RECORDS FOR THE EXERCISE
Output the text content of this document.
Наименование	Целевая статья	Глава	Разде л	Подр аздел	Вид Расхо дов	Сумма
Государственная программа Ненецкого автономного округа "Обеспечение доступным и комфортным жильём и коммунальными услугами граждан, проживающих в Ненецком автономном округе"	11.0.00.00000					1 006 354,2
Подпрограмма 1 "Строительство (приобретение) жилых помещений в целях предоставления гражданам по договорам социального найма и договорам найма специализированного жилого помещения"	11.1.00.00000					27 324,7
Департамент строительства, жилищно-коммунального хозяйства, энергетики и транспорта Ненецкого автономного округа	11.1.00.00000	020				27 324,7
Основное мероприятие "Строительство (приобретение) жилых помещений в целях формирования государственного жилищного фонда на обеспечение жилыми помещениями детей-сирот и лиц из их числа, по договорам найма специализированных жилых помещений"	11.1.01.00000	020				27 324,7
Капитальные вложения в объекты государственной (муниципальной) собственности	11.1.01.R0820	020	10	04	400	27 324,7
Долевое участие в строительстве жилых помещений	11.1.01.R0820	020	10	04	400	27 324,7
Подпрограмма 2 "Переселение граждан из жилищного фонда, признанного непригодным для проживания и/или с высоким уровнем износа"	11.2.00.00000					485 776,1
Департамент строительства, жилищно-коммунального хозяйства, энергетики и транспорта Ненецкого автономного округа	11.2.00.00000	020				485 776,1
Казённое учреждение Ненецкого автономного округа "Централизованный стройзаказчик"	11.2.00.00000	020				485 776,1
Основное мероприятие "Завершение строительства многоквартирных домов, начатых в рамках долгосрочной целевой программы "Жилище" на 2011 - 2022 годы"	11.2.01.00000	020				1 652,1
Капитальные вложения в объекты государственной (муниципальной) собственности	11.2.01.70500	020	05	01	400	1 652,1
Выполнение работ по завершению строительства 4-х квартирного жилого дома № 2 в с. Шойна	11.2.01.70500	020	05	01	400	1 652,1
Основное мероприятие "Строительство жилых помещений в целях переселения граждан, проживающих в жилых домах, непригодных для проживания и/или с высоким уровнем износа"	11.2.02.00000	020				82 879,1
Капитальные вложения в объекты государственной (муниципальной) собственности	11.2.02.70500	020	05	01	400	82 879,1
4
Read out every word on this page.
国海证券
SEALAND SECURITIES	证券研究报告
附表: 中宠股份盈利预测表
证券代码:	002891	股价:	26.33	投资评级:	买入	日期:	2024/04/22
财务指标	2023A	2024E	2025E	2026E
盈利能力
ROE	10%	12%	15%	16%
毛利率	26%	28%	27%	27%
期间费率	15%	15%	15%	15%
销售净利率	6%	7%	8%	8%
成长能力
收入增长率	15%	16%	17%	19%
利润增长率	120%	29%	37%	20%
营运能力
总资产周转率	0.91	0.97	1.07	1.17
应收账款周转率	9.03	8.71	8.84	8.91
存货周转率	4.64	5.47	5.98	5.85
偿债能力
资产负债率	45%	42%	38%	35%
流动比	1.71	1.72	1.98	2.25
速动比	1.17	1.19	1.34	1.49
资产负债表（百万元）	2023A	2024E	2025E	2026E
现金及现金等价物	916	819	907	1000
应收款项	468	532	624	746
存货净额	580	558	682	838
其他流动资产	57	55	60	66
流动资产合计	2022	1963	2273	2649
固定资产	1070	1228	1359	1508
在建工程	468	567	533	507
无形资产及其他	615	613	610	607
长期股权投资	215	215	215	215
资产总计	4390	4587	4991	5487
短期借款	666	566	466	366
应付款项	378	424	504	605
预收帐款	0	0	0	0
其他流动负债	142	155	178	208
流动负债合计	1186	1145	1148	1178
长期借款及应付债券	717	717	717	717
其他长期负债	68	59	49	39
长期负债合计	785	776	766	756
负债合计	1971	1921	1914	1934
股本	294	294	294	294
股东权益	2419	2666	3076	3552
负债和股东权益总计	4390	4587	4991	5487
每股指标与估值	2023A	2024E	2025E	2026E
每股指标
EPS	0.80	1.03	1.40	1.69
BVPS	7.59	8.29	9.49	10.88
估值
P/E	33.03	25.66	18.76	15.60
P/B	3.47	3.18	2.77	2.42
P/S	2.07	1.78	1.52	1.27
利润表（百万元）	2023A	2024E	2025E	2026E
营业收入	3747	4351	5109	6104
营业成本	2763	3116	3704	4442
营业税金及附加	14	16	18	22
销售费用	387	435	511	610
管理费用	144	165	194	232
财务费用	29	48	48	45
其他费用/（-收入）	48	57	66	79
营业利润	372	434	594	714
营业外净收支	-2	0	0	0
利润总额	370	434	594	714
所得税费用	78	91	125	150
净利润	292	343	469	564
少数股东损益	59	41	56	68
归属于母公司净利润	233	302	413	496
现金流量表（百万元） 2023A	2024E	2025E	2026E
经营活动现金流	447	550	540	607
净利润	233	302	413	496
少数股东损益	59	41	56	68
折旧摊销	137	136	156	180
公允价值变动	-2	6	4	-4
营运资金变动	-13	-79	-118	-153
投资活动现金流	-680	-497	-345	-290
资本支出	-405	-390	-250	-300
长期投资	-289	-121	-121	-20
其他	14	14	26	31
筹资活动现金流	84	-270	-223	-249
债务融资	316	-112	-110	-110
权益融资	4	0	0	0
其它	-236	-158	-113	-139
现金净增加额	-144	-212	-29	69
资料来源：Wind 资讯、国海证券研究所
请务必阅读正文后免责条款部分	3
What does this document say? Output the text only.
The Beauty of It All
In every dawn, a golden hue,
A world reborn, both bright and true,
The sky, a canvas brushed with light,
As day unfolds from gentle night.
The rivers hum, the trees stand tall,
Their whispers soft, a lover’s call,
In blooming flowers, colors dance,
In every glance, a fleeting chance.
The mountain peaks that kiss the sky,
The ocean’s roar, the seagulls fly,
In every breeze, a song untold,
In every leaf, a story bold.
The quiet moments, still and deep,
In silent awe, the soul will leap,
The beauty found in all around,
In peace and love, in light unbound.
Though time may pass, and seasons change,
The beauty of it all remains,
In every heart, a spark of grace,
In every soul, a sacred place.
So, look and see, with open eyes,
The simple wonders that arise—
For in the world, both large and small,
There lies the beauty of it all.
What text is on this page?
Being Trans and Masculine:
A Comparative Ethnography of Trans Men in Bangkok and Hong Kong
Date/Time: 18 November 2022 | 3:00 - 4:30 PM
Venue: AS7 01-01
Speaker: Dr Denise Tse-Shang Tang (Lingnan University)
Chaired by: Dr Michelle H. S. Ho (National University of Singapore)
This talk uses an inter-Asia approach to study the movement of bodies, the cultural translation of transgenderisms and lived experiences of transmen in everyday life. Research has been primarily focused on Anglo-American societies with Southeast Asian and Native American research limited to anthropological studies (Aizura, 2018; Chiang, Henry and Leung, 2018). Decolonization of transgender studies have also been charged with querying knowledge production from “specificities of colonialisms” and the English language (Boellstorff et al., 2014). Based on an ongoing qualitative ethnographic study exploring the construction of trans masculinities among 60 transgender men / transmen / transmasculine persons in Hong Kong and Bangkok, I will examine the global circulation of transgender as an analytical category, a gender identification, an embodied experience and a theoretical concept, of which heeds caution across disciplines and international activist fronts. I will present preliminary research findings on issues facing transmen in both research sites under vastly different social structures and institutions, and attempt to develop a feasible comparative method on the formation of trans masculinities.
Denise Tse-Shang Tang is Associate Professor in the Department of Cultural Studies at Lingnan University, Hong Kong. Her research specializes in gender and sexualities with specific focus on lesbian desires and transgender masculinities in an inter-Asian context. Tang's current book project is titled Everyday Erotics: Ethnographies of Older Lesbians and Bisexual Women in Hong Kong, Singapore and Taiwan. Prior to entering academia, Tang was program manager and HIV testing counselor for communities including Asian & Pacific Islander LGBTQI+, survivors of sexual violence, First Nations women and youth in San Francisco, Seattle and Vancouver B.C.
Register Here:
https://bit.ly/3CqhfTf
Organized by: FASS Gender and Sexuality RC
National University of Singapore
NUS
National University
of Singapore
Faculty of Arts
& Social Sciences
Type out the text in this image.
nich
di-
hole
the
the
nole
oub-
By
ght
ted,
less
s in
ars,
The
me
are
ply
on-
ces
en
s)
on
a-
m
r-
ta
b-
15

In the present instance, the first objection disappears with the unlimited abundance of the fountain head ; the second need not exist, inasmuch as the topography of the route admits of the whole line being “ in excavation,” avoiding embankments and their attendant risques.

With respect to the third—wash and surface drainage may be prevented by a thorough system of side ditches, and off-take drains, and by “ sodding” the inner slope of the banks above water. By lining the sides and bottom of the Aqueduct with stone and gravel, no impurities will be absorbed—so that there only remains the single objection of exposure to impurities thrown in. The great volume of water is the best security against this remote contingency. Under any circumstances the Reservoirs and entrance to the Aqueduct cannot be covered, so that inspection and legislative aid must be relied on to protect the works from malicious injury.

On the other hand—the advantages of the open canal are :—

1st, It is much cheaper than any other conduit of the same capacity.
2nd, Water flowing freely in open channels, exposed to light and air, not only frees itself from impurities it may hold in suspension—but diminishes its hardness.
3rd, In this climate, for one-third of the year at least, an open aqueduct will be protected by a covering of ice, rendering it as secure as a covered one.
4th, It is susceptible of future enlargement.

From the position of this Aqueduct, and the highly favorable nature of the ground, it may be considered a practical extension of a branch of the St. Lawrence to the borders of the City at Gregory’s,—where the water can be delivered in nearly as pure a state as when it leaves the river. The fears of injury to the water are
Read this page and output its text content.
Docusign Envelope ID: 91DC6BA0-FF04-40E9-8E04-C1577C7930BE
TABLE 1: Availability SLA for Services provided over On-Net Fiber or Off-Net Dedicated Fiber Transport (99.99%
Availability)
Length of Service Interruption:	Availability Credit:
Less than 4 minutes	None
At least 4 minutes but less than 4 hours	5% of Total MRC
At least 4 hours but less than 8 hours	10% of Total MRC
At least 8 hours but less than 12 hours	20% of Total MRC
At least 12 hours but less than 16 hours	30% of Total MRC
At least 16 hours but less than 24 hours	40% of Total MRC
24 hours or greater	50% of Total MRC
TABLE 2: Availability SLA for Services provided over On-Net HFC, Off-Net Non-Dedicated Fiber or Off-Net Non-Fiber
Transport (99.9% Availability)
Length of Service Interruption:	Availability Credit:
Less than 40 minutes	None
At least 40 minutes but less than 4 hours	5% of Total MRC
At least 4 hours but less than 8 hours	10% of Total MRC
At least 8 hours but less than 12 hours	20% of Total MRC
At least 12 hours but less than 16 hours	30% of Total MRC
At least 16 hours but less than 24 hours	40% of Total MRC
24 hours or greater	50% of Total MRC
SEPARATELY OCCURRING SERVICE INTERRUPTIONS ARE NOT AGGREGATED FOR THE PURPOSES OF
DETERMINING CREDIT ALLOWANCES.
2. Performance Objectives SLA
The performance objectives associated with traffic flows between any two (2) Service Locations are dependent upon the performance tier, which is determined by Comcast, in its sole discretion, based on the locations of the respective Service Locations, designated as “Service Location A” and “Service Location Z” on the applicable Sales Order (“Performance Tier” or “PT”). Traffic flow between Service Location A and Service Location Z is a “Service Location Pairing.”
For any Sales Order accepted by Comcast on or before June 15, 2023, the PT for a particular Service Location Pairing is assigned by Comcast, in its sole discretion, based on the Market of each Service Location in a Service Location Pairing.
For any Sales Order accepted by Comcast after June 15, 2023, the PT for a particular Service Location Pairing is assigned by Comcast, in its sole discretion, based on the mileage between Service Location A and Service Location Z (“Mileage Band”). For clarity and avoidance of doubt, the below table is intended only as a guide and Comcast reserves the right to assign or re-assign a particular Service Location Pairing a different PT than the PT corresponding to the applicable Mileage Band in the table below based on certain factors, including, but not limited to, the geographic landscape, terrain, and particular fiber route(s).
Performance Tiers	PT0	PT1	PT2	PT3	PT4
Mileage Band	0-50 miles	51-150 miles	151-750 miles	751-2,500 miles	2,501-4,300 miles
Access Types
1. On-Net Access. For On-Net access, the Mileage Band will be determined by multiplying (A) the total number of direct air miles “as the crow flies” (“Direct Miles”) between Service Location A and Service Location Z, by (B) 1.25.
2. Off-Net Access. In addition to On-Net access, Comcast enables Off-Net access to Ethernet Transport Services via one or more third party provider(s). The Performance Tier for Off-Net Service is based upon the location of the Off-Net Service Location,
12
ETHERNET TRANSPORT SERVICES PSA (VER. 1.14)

WHAT THE EXERCISE ASKS
Show every line in the entries where the string "accepted" occurs.

WRITTEN SOLUTION
For any Sales Order accepted by Comcast on or before June 15, 2023, the PT for a particular Service Location Pairing is assigned by Comcast, in its sole discretion, based on the Market of each Service Location in a Service Location Pairing.
For any Sales Order accepted by Comcast after June 15, 2023, the PT for a particular Service Location Pairing is assigned by Comcast, in its sole discretion, based on the mileage between Service Location A and Service Location Z (“Mileage Band”). For clarity and avoidance of doubt, the below table is intended only as a guide and Comcast reserves the right to assign or re-assign a particular Service Location Pairing a different PT than the PT corresponding to the applicable Mileage Band in the table below based on certain factors, including, but not limited to, the geographic landscape, terrain, and particular fiber route(s).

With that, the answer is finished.